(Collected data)
· · · · ·

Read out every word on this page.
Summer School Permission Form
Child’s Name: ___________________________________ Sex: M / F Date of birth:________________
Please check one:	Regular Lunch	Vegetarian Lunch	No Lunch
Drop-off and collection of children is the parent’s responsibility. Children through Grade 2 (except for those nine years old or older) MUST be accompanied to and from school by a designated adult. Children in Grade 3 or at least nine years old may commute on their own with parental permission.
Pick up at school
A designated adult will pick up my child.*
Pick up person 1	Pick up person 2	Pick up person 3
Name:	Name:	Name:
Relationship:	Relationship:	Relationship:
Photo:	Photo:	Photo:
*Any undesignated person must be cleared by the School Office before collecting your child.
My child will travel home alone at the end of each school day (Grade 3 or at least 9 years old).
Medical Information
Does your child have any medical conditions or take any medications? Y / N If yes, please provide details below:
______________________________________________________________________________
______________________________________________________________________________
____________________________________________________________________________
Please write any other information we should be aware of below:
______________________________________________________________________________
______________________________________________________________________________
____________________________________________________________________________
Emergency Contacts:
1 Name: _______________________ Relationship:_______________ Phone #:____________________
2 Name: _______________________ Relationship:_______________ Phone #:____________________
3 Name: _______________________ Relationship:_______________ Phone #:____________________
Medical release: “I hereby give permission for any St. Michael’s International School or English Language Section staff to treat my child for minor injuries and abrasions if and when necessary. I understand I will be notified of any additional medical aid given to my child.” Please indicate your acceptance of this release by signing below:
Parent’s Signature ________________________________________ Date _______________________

· · · · ·

EXERCISE DESCRIPTION
Find the number of lines in which the word "your" occurs, and write nothing but that number.

COMPLETE ANSWER
3